---------- Data entries
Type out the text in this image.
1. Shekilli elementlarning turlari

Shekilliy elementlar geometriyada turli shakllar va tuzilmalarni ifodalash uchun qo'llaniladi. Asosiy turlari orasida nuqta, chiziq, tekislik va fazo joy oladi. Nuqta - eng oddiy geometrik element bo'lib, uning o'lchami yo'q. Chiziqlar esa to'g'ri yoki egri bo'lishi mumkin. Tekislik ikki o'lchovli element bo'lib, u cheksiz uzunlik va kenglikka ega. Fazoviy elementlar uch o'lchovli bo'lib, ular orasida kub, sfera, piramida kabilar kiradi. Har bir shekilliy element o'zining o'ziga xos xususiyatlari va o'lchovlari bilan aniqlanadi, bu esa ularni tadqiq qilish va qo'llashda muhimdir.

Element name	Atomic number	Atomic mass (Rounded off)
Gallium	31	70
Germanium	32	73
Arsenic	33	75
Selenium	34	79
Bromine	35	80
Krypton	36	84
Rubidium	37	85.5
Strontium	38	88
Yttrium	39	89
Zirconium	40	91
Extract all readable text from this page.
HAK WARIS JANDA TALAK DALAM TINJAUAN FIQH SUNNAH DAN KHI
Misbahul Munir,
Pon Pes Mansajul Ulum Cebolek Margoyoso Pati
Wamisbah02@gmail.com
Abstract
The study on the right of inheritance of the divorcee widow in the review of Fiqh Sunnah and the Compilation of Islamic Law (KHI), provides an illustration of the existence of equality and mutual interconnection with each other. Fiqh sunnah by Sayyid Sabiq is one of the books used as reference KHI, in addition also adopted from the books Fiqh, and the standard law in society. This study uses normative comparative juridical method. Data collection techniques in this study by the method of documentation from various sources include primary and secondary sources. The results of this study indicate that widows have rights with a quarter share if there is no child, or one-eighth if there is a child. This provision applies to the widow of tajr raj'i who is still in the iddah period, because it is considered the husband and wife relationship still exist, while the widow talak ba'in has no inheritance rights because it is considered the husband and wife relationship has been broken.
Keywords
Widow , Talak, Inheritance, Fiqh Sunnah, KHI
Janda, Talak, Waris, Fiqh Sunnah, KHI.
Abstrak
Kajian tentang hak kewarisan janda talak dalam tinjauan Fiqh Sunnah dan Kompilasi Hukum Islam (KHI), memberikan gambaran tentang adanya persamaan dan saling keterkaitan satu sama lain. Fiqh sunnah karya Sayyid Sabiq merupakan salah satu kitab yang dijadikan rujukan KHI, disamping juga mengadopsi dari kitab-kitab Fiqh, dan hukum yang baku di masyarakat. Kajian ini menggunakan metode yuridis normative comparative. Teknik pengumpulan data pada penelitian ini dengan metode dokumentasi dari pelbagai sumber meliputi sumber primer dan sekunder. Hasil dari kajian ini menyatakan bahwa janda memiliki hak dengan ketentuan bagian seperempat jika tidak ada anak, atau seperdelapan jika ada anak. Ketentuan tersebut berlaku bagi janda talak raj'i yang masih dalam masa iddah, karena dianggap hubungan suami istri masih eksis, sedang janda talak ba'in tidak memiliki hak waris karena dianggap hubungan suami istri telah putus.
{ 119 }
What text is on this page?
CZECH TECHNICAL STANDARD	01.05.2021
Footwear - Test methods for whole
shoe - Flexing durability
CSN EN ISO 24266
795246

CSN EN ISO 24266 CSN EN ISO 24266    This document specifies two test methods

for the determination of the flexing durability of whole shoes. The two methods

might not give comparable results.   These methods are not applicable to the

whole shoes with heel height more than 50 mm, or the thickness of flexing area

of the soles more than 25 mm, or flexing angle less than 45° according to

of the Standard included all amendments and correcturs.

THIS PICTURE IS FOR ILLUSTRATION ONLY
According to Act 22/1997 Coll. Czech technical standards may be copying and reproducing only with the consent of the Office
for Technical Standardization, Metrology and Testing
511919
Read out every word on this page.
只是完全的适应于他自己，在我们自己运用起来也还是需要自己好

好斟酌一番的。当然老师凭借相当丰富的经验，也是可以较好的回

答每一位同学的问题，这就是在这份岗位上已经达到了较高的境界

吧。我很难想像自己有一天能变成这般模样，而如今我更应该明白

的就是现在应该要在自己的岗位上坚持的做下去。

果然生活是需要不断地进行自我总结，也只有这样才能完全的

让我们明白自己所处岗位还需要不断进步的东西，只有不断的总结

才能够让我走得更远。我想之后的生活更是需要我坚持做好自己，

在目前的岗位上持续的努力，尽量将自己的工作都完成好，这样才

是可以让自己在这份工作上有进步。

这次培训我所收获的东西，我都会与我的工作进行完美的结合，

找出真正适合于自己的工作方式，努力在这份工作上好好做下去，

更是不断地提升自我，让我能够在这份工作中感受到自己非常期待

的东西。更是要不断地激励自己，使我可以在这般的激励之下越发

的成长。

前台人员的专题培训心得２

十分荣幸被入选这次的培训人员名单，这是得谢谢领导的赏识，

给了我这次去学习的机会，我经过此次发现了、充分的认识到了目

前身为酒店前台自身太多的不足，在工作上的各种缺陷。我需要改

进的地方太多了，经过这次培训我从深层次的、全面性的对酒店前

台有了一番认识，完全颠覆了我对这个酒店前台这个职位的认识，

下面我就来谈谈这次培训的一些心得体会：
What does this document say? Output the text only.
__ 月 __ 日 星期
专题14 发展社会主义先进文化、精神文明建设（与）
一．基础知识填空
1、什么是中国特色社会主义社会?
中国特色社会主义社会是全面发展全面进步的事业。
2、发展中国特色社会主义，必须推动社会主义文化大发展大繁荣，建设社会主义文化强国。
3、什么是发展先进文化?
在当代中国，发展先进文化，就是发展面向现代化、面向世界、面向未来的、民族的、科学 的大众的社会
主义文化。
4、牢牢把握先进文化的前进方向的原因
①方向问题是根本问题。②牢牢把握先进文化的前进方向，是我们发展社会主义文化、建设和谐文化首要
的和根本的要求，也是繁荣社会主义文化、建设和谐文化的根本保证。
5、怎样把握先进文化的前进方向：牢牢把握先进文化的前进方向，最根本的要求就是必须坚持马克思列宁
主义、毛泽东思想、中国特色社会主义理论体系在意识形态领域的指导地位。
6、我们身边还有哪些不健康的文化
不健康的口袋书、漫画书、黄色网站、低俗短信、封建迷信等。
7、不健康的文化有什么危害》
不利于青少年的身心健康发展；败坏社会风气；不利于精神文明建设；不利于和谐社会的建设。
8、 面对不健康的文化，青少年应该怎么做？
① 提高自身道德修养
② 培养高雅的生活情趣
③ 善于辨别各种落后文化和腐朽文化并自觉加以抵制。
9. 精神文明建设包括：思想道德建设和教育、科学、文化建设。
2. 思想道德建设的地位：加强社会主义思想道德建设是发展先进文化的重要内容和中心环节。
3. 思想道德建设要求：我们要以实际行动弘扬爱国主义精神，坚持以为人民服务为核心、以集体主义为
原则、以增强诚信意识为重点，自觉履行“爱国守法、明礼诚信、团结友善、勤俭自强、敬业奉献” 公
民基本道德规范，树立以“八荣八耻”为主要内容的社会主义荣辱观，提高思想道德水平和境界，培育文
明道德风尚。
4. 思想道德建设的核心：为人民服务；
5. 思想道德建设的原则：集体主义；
--------------------
What you have to do =>
What needs duplicating is the run of lines from the one containing "Read out every word on this page." through the last line of the entries above, exact and complete.

Final result =>
Read out every word on this page.
只是完全的适应于他自己，在我们自己运用起来也还是需要自己好

好斟酌一番的。当然老师凭借相当丰富的经验，也是可以较好的回

答每一位同学的问题，这就是在这份岗位上已经达到了较高的境界

吧。我很难想像自己有一天能变成这般模样，而如今我更应该明白

的就是现在应该要在自己的岗位上坚持的做下去。

果然生活是需要不断地进行自我总结，也只有这样才能完全的

让我们明白自己所处岗位还需要不断进步的东西，只有不断的总结

才能够让我走得更远。我想之后的生活更是需要我坚持做好自己，

在目前的岗位上持续的努力，尽量将自己的工作都完成好，这样才

是可以让自己在这份工作上有进步。

这次培训我所收获的东西，我都会与我的工作进行完美的结合，

找出真正适合于自己的工作方式，努力在这份工作上好好做下去，

更是不断地提升自我，让我能够在这份工作中感受到自己非常期待

的东西。更是要不断地激励自己，使我可以在这般的激励之下越发

的成长。

前台人员的专题培训心得２

十分荣幸被入选这次的培训人员名单，这是得谢谢领导的赏识，

给了我这次去学习的机会，我经过此次发现了、充分的认识到了目

前身为酒店前台自身太多的不足，在工作上的各种缺陷。我需要改

进的地方太多了，经过这次培训我从深层次的、全面性的对酒店前

台有了一番认识，完全颠覆了我对这个酒店前台这个职位的认识，

下面我就来谈谈这次培训的一些心得体会：
What does this document say? Output the text only.
__ 月 __ 日 星期
专题14 发展社会主义先进文化、精神文明建设（与）
一．基础知识填空
1、什么是中国特色社会主义社会?
中国特色社会主义社会是全面发展全面进步的事业。
2、发展中国特色社会主义，必须推动社会主义文化大发展大繁荣，建设社会主义文化强国。
3、什么是发展先进文化?
在当代中国，发展先进文化，就是发展面向现代化、面向世界、面向未来的、民族的、科学 的大众的社会
主义文化。
4、牢牢把握先进文化的前进方向的原因
①方向问题是根本问题。②牢牢把握先进文化的前进方向，是我们发展社会主义文化、建设和谐文化首要
的和根本的要求，也是繁荣社会主义文化、建设和谐文化的根本保证。
5、怎样把握先进文化的前进方向：牢牢把握先进文化的前进方向，最根本的要求就是必须坚持马克思列宁
主义、毛泽东思想、中国特色社会主义理论体系在意识形态领域的指导地位。
6、我们身边还有哪些不健康的文化
不健康的口袋书、漫画书、黄色网站、低俗短信、封建迷信等。
7、不健康的文化有什么危害》
不利于青少年的身心健康发展；败坏社会风气；不利于精神文明建设；不利于和谐社会的建设。
8、 面对不健康的文化，青少年应该怎么做？
① 提高自身道德修养
② 培养高雅的生活情趣
③ 善于辨别各种落后文化和腐朽文化并自觉加以抵制。
9. 精神文明建设包括：思想道德建设和教育、科学、文化建设。
2. 思想道德建设的地位：加强社会主义思想道德建设是发展先进文化的重要内容和中心环节。
3. 思想道德建设要求：我们要以实际行动弘扬爱国主义精神，坚持以为人民服务为核心、以集体主义为
原则、以增强诚信意识为重点，自觉履行“爱国守法、明礼诚信、团结友善、勤俭自强、敬业奉献” 公
民基本道德规范，树立以“八荣八耻”为主要内容的社会主义荣辱观，提高思想道德水平和境界，培育文
明道德风尚。
4. 思想道德建设的核心：为人民服务；
5. 思想道德建设的原则：集体主义；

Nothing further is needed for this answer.